** Start Data for this exercise **

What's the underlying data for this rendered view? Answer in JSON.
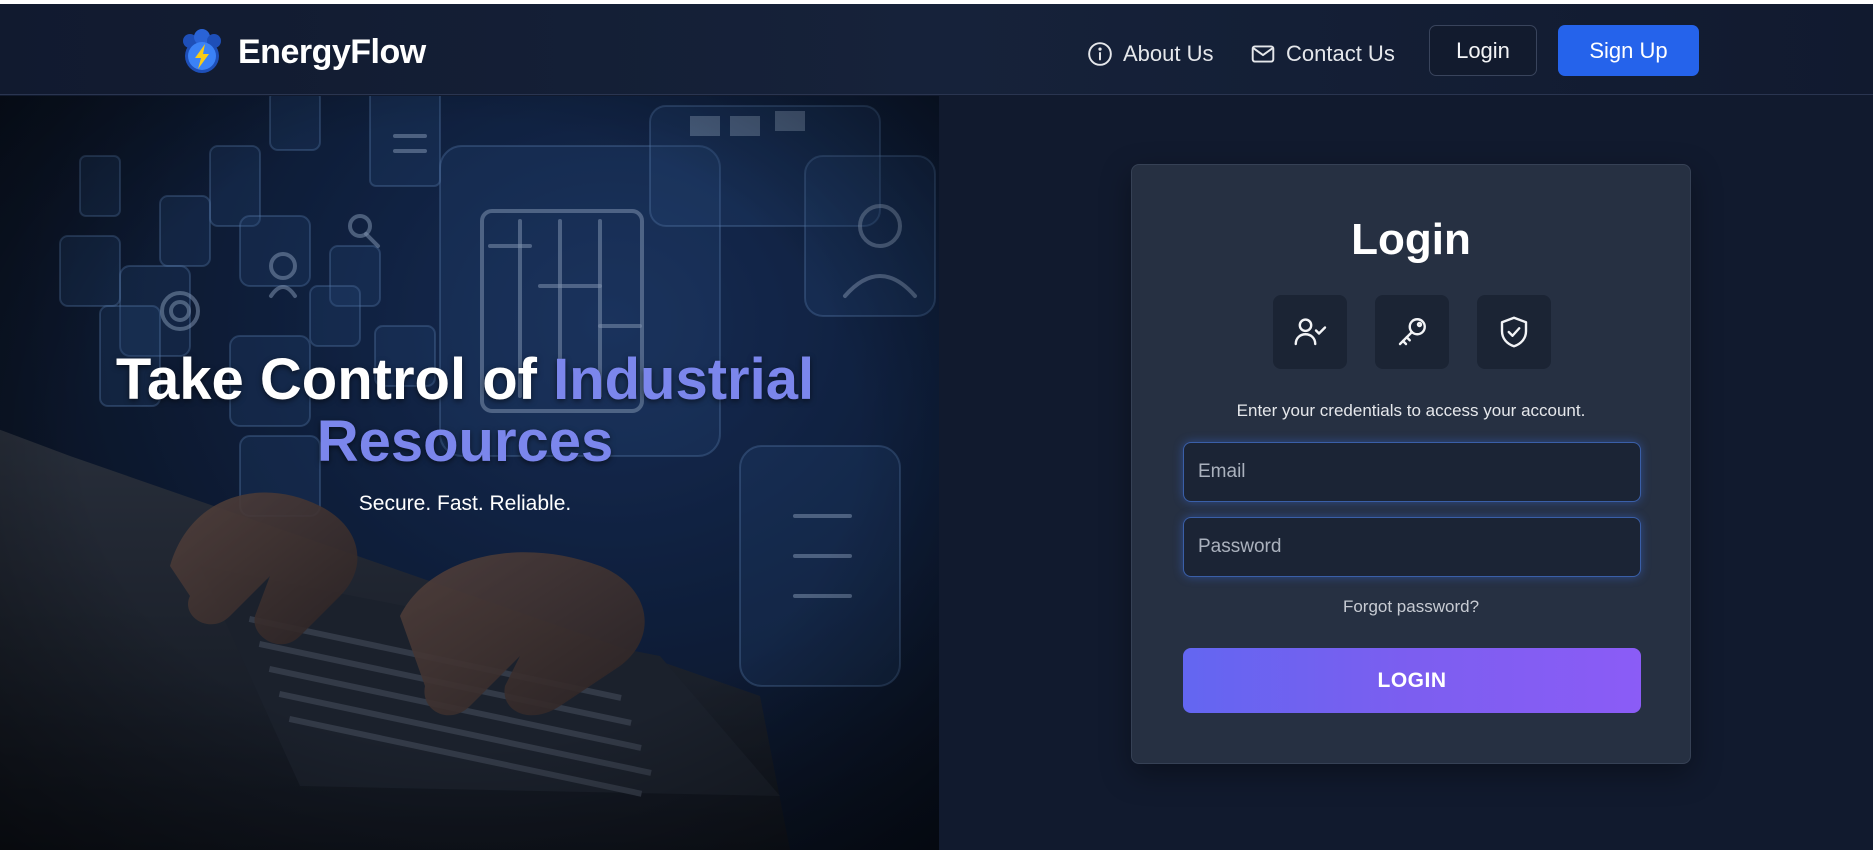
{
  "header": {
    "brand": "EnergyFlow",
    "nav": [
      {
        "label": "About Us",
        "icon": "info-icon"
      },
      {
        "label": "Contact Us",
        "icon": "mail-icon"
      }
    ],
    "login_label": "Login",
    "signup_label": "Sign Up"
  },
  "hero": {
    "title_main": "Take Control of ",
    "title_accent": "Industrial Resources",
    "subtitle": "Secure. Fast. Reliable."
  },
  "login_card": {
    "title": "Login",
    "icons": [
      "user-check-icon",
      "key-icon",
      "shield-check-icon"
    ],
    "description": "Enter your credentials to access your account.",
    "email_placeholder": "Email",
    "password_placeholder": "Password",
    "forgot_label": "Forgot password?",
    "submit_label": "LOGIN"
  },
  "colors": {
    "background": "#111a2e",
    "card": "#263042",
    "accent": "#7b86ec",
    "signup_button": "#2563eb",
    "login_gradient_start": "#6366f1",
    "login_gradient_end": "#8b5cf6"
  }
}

** End Data for this exercise **
** Start Data for this exercise **

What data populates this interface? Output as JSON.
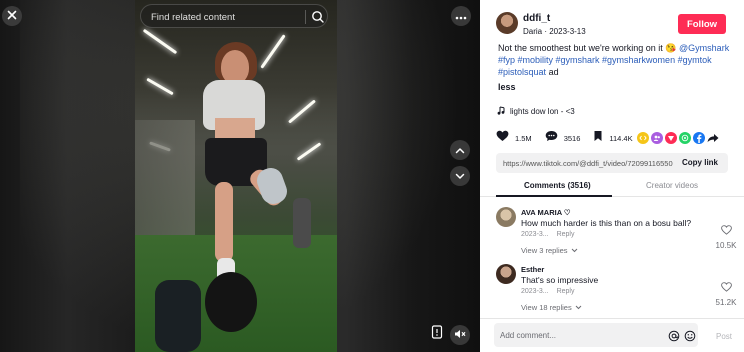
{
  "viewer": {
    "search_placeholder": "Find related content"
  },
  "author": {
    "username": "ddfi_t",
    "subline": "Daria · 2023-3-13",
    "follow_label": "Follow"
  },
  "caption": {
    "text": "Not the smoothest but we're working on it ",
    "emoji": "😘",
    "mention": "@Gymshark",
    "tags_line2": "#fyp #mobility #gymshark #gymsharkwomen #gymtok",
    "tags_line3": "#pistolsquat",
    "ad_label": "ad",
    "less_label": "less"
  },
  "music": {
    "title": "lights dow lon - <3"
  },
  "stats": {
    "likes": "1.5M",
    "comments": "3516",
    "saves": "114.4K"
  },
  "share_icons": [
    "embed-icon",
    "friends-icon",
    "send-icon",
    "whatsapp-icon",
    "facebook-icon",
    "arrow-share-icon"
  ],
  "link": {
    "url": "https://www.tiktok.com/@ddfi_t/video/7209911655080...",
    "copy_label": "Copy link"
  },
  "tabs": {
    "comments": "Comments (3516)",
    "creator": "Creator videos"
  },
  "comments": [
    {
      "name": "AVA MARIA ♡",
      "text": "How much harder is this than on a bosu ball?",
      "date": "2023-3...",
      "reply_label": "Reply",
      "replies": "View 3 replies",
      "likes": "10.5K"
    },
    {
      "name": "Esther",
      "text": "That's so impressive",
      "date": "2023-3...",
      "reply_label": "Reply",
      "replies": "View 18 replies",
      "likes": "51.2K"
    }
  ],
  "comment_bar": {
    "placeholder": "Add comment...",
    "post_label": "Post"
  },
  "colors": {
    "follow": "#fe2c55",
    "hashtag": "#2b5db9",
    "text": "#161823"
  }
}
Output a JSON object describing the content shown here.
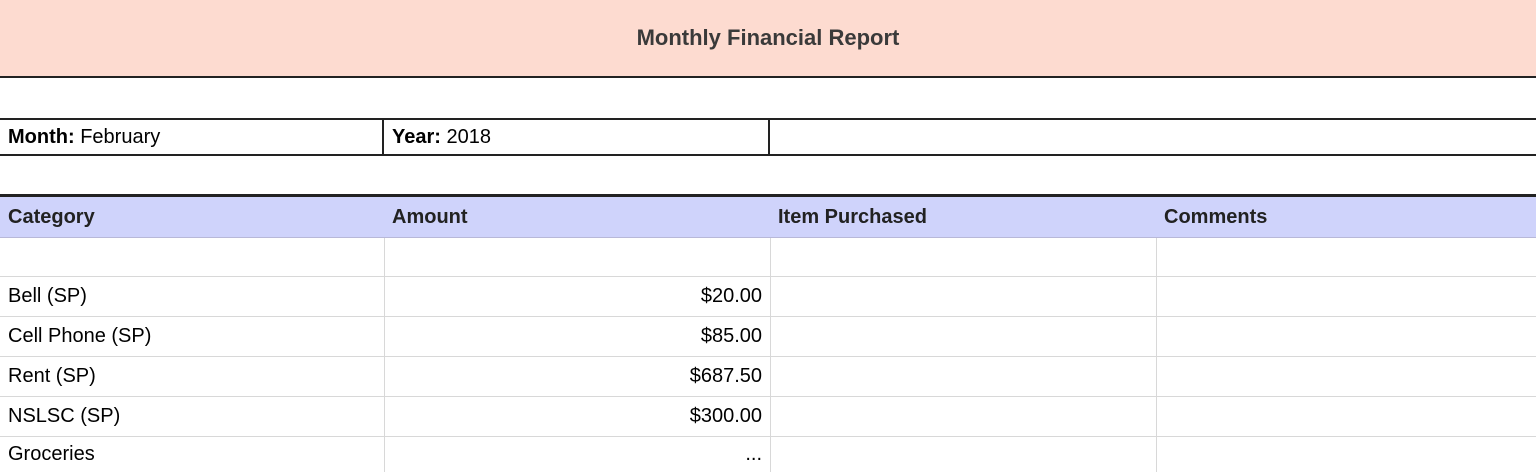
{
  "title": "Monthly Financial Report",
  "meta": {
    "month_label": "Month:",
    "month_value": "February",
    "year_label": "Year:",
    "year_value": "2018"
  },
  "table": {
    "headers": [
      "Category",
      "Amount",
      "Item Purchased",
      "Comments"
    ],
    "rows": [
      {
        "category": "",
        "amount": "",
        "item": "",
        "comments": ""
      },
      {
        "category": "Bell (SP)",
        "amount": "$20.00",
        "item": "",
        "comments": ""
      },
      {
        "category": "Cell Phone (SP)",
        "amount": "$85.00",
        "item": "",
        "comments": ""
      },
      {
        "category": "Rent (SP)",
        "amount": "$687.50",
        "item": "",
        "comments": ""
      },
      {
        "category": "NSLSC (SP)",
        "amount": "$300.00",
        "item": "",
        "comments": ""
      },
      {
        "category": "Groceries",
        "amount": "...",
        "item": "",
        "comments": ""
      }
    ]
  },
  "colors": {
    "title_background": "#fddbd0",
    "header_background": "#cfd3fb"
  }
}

** End Data for this exercise **

[What needs to be done]: Pick out every line above that contains the word "text" and copy it.

[Complete answer]:
    "text": "Not the smoothest but we're working on it ",
      "text": "How much harder is this than on a bosu ball?",
      "text": "That's so impressive",
    "text": "#161823"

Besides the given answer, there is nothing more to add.